▶ [EXTRACTED DATA]
********

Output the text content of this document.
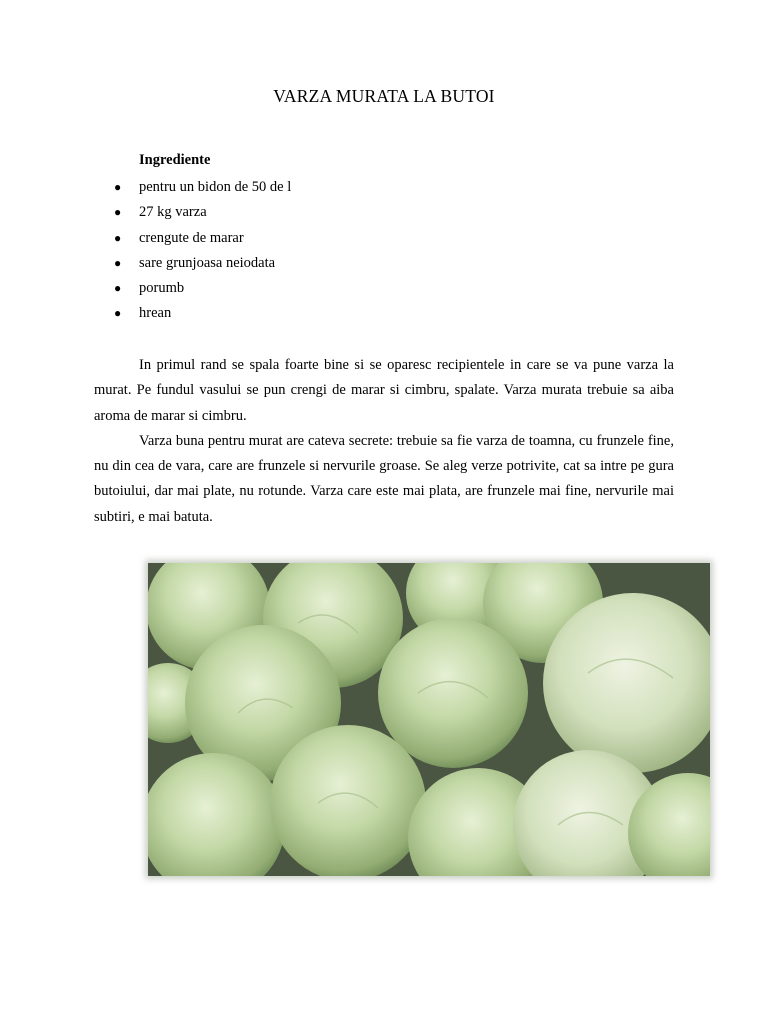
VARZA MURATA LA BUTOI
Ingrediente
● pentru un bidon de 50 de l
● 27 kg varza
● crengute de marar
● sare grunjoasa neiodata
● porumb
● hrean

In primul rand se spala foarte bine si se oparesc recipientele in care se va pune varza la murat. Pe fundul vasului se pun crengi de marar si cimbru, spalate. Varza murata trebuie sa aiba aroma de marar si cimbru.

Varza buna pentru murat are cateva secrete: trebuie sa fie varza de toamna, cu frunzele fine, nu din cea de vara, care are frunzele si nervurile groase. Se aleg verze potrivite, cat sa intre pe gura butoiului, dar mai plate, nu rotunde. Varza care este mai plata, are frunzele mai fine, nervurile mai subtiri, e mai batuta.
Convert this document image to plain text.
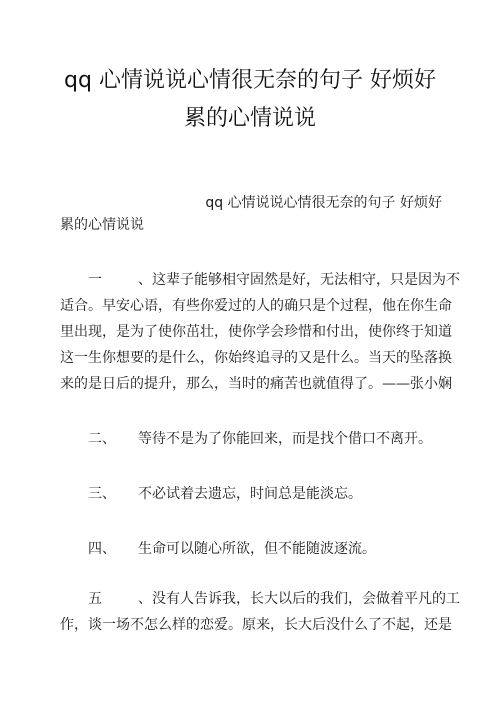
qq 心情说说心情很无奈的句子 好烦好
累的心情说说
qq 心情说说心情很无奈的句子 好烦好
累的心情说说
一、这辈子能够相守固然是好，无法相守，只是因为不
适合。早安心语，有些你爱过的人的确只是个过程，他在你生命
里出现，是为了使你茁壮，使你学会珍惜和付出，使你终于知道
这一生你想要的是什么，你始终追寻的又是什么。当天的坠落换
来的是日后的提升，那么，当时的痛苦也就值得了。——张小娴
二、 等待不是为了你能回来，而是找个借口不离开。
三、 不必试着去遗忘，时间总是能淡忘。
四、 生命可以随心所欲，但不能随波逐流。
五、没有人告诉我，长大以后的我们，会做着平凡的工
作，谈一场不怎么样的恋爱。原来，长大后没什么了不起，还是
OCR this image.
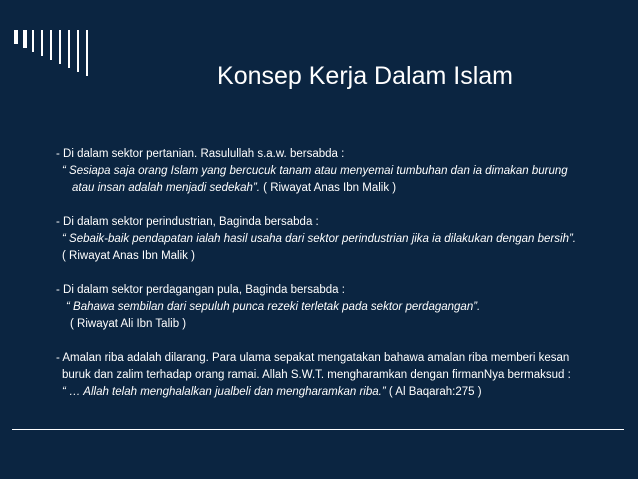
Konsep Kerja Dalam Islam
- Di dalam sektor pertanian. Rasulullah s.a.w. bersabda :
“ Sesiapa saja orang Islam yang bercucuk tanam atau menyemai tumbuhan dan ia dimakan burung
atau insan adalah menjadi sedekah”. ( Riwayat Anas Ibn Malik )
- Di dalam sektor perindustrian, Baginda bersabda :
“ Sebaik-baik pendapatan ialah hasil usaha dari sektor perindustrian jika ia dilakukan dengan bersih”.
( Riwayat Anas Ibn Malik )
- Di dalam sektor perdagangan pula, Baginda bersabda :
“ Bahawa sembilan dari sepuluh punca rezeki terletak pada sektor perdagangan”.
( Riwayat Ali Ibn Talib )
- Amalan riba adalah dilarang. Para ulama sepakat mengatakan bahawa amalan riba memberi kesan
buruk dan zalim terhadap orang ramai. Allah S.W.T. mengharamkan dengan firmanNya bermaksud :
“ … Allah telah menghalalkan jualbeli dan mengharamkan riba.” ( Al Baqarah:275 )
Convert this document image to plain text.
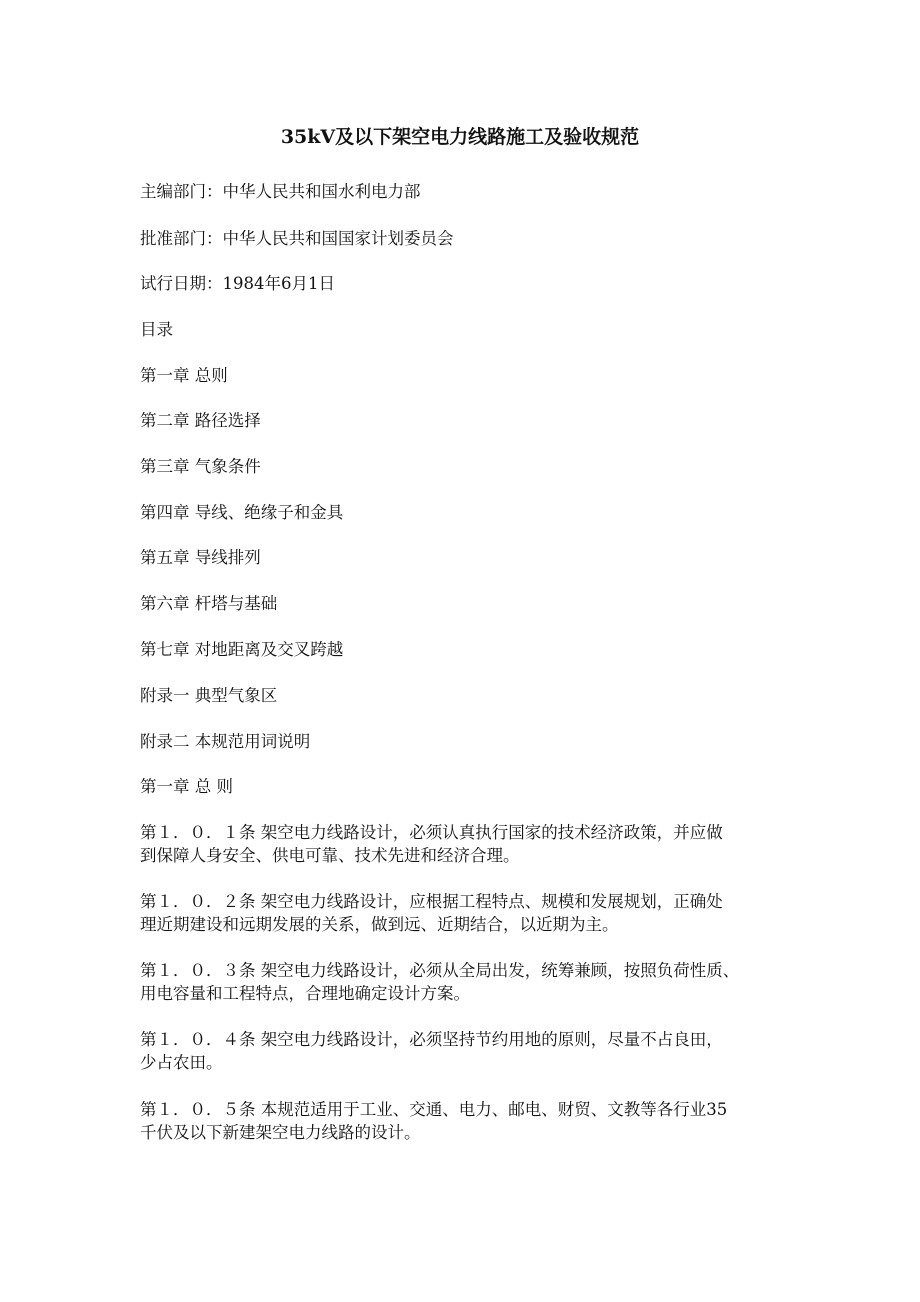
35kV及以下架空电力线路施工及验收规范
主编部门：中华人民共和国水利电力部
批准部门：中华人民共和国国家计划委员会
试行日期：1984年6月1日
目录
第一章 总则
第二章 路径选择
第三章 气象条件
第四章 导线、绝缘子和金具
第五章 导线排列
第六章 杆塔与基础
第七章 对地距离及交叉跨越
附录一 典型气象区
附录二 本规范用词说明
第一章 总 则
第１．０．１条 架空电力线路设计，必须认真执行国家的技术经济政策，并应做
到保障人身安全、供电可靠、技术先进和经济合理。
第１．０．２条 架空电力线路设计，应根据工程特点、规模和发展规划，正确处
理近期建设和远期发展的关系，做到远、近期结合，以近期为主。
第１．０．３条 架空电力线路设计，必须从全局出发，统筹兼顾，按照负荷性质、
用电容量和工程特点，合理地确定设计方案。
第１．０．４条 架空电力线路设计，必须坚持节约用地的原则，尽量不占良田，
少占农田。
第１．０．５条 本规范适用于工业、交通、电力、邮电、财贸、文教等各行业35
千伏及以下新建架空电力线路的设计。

********

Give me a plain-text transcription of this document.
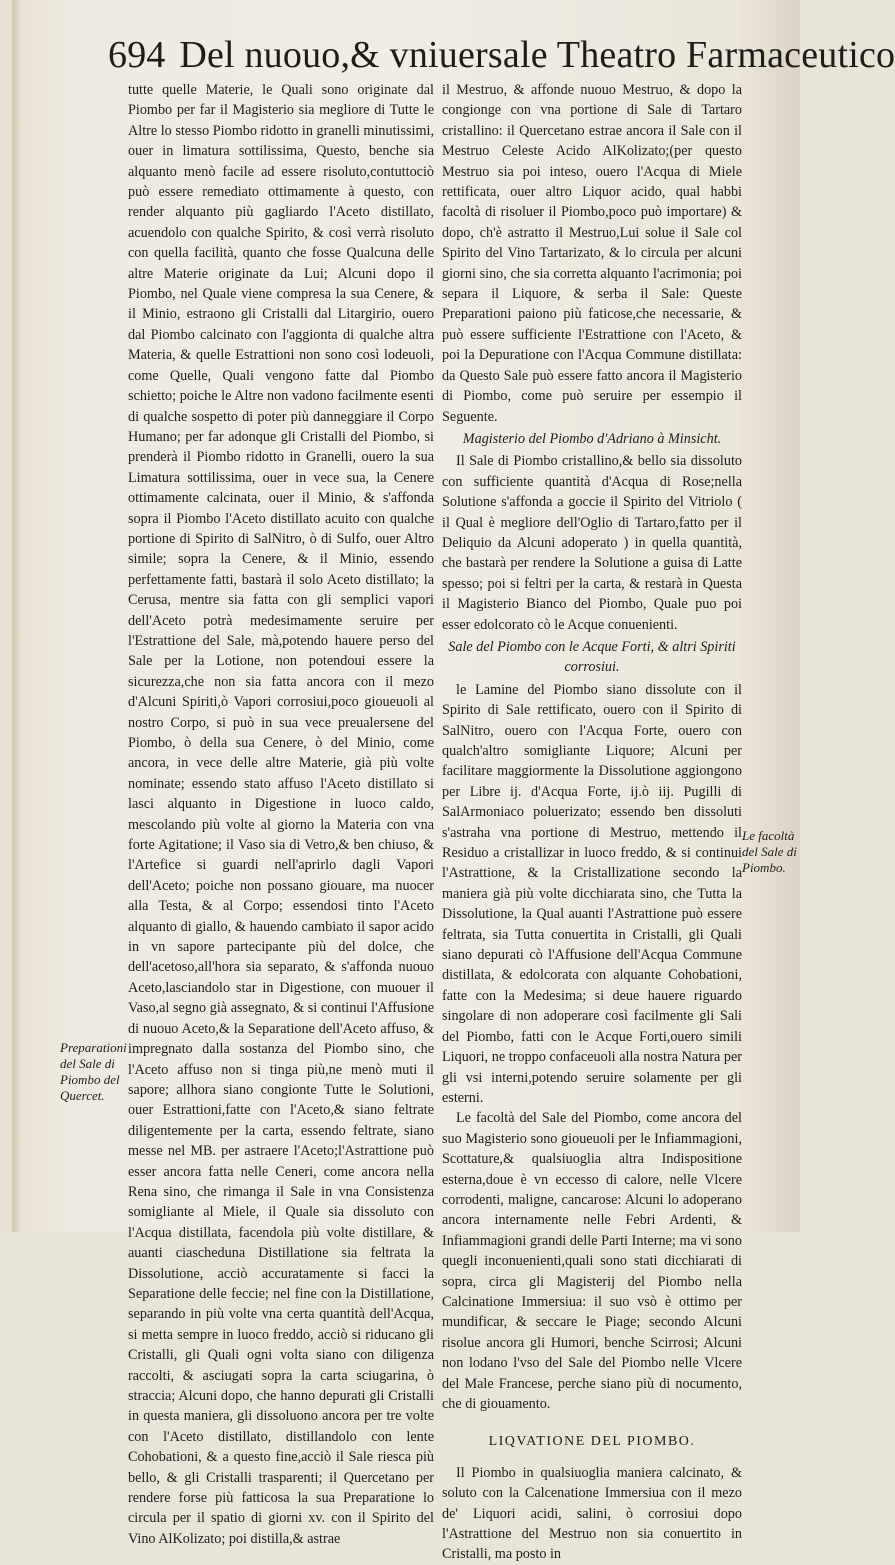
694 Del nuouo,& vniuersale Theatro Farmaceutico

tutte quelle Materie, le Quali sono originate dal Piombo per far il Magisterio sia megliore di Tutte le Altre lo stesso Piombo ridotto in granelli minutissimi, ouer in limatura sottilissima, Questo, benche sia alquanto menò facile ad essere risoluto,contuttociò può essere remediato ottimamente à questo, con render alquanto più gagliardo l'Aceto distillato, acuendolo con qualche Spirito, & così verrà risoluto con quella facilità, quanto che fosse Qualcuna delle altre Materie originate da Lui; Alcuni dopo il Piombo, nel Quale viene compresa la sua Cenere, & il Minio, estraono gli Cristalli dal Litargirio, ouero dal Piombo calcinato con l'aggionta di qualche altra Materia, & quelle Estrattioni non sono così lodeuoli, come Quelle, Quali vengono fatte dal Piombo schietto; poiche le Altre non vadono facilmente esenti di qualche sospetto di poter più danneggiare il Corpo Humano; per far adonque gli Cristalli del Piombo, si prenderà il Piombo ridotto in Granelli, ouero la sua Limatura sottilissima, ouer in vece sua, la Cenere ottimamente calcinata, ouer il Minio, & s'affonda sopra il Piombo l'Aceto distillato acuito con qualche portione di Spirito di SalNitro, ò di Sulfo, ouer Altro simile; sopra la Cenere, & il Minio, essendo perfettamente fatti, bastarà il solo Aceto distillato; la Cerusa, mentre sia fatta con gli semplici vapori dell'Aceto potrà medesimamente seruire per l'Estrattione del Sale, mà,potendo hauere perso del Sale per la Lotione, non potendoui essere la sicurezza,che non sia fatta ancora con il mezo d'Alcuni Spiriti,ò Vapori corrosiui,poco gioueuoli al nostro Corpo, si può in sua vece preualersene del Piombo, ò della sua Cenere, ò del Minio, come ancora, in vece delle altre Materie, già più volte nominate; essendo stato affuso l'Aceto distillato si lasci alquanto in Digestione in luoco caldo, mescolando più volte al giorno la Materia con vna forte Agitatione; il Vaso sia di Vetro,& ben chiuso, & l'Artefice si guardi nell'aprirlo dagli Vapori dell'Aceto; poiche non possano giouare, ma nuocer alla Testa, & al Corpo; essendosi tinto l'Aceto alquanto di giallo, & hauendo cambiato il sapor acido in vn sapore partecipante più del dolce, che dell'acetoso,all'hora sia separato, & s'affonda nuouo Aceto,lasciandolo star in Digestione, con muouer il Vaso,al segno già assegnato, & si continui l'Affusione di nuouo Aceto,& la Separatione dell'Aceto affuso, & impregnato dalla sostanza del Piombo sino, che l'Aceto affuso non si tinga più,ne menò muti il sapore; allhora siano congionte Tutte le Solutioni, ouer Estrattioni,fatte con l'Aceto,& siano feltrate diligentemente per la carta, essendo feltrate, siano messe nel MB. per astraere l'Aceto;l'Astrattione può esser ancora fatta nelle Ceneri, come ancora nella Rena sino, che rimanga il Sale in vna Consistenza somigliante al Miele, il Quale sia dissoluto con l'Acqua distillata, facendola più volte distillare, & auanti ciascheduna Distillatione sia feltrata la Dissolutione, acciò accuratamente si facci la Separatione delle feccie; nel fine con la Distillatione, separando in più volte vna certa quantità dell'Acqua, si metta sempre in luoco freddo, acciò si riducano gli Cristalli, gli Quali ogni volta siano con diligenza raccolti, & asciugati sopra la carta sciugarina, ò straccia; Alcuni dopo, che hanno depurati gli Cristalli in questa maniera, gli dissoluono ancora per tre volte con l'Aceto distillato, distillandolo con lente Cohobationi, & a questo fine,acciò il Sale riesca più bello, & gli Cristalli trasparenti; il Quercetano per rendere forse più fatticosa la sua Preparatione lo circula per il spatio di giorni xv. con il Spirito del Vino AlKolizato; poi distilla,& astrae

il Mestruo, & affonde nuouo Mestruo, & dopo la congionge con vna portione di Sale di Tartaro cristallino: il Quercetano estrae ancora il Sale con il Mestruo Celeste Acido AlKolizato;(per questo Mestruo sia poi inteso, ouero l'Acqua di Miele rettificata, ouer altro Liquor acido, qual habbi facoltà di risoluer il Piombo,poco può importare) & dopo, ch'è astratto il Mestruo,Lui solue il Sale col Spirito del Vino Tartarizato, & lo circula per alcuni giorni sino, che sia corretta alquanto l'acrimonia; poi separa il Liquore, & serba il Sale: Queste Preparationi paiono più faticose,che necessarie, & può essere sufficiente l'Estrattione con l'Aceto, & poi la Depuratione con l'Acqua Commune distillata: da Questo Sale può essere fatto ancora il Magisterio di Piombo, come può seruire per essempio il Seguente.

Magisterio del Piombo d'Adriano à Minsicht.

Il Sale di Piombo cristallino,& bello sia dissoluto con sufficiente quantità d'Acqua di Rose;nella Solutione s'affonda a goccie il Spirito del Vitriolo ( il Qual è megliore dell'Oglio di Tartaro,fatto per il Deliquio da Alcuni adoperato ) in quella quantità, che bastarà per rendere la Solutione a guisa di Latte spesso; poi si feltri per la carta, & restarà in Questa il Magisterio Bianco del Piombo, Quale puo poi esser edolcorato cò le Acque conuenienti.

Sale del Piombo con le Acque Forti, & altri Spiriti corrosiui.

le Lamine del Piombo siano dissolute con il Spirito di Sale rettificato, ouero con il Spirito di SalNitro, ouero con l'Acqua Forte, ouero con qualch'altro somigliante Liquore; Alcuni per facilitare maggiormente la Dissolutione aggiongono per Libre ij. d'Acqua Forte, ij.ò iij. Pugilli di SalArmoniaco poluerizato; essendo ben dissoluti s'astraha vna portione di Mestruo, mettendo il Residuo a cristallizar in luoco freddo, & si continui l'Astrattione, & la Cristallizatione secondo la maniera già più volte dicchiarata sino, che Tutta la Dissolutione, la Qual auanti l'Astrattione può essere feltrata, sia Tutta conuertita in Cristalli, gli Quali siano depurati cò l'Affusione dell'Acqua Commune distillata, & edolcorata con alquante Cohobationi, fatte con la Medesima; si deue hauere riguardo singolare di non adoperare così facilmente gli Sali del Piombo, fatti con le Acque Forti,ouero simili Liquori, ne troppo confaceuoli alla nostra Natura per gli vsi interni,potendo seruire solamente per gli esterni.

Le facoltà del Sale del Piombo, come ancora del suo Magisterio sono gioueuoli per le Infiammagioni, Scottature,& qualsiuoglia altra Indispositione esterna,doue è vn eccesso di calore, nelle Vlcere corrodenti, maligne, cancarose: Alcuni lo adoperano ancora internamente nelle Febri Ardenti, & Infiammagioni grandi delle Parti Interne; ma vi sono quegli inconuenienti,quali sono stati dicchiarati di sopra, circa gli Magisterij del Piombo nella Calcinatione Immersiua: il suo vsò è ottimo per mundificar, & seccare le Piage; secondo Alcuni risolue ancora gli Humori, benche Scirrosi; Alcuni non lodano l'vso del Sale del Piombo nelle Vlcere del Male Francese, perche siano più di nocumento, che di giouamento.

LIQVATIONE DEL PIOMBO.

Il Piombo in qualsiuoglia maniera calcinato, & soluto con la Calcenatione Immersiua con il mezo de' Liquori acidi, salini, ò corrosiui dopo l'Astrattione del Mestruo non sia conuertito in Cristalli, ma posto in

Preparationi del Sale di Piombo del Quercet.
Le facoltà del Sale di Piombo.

********

▶ [REQUIRED WORK] Check each line of the records for the word "this" and extract those that contain it.

▶ [THE COMPLETED TASK]
Output the text content of this document.
Convert this document image to plain text.
OCR this image.
Convert this document image to plain text.
Give me a plain-text transcription of this document.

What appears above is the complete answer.